[DATASET ENTRIES]
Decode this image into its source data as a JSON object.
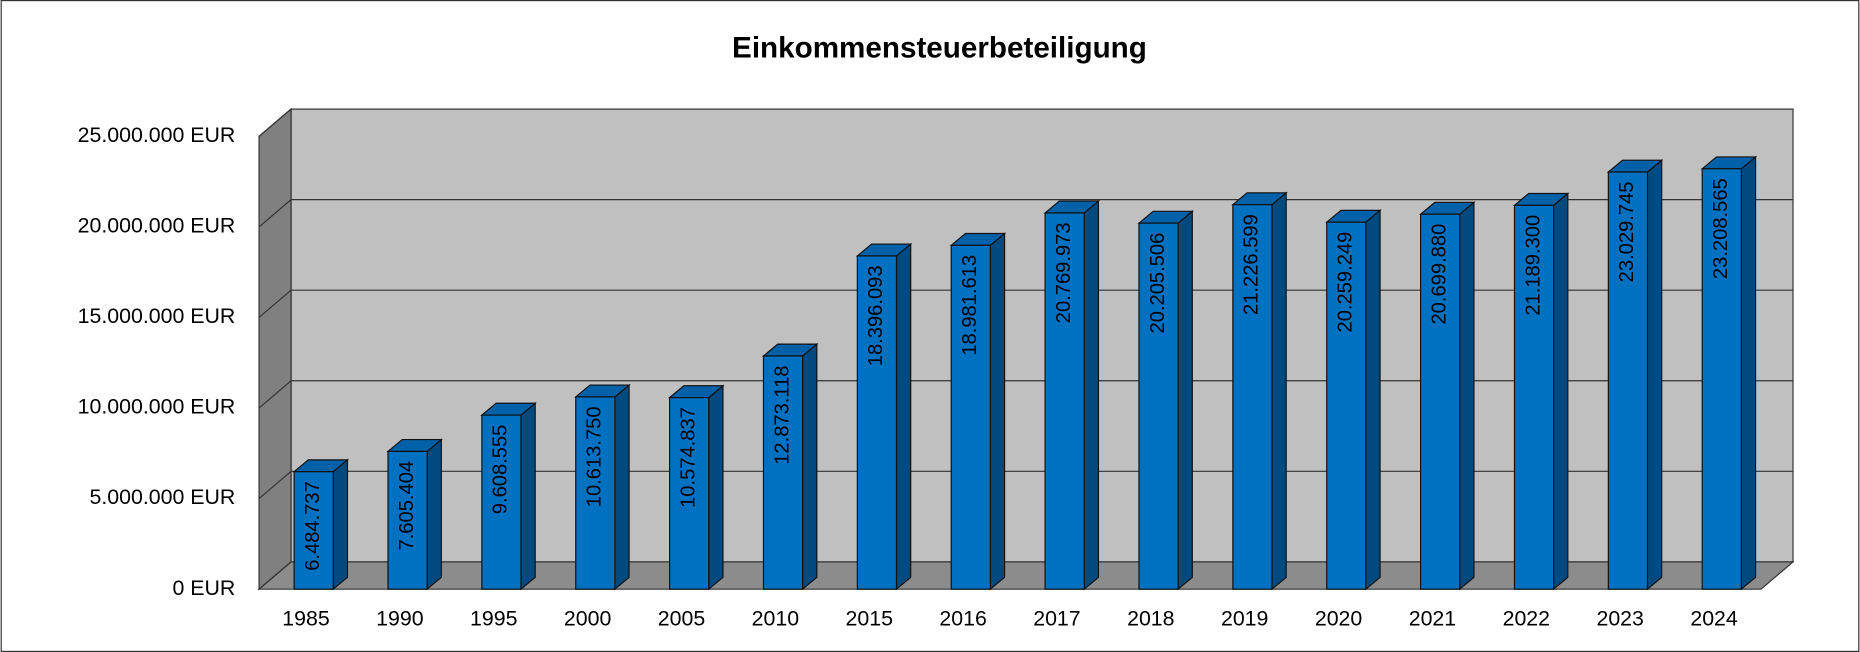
{
  "chart_data": {
    "type": "bar",
    "title": "Einkommensteuerbeteiligung",
    "categories": [
      "1985",
      "1990",
      "1995",
      "2000",
      "2005",
      "2010",
      "2015",
      "2016",
      "2017",
      "2018",
      "2019",
      "2020",
      "2021",
      "2022",
      "2023",
      "2024"
    ],
    "values": [
      6484737,
      7605404,
      9608555,
      10613750,
      10574837,
      12873118,
      18396093,
      18981613,
      20769973,
      20205506,
      21226599,
      20259249,
      20699880,
      21189300,
      23029745,
      23208565
    ],
    "value_labels": [
      "6.484.737",
      "7.605.404",
      "9.608.555",
      "10.613.750",
      "10.574.837",
      "12.873.118",
      "18.396.093",
      "18.981.613",
      "20.769.973",
      "20.205.506",
      "21.226.599",
      "20.259.249",
      "20.699.880",
      "21.189.300",
      "23.029.745",
      "23.208.565"
    ],
    "color": "#0070c0",
    "ylim": [
      0,
      25000000
    ],
    "yticks": [
      {
        "value": 0,
        "label": "0 EUR"
      },
      {
        "value": 5000000,
        "label": "5.000.000 EUR"
      },
      {
        "value": 10000000,
        "label": "10.000.000 EUR"
      },
      {
        "value": 15000000,
        "label": "15.000.000 EUR"
      },
      {
        "value": 20000000,
        "label": "20.000.000 EUR"
      },
      {
        "value": 25000000,
        "label": "25.000.000 EUR"
      }
    ],
    "grid": true
  }
}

[DIRECTIONS] Without the pictures, write out all of the material exactly.

[WRITTEN SOLUTION]
Decode this image into its source data as a JSON object.
{
  "chart_data": {
    "type": "bar",
    "title": "Einkommensteuerbeteiligung",
    "categories": [
      "1985",
      "1990",
      "1995",
      "2000",
      "2005",
      "2010",
      "2015",
      "2016",
      "2017",
      "2018",
      "2019",
      "2020",
      "2021",
      "2022",
      "2023",
      "2024"
    ],
    "values": [
      6484737,
      7605404,
      9608555,
      10613750,
      10574837,
      12873118,
      18396093,
      18981613,
      20769973,
      20205506,
      21226599,
      20259249,
      20699880,
      21189300,
      23029745,
      23208565
    ],
    "value_labels": [
      "6.484.737",
      "7.605.404",
      "9.608.555",
      "10.613.750",
      "10.574.837",
      "12.873.118",
      "18.396.093",
      "18.981.613",
      "20.769.973",
      "20.205.506",
      "21.226.599",
      "20.259.249",
      "20.699.880",
      "21.189.300",
      "23.029.745",
      "23.208.565"
    ],
    "color": "#0070c0",
    "ylim": [
      0,
      25000000
    ],
    "yticks": [
      {
        "value": 0,
        "label": "0 EUR"
      },
      {
        "value": 5000000,
        "label": "5.000.000 EUR"
      },
      {
        "value": 10000000,
        "label": "10.000.000 EUR"
      },
      {
        "value": 15000000,
        "label": "15.000.000 EUR"
      },
      {
        "value": 20000000,
        "label": "20.000.000 EUR"
      },
      {
        "value": 25000000,
        "label": "25.000.000 EUR"
      }
    ],
    "grid": true
  }
}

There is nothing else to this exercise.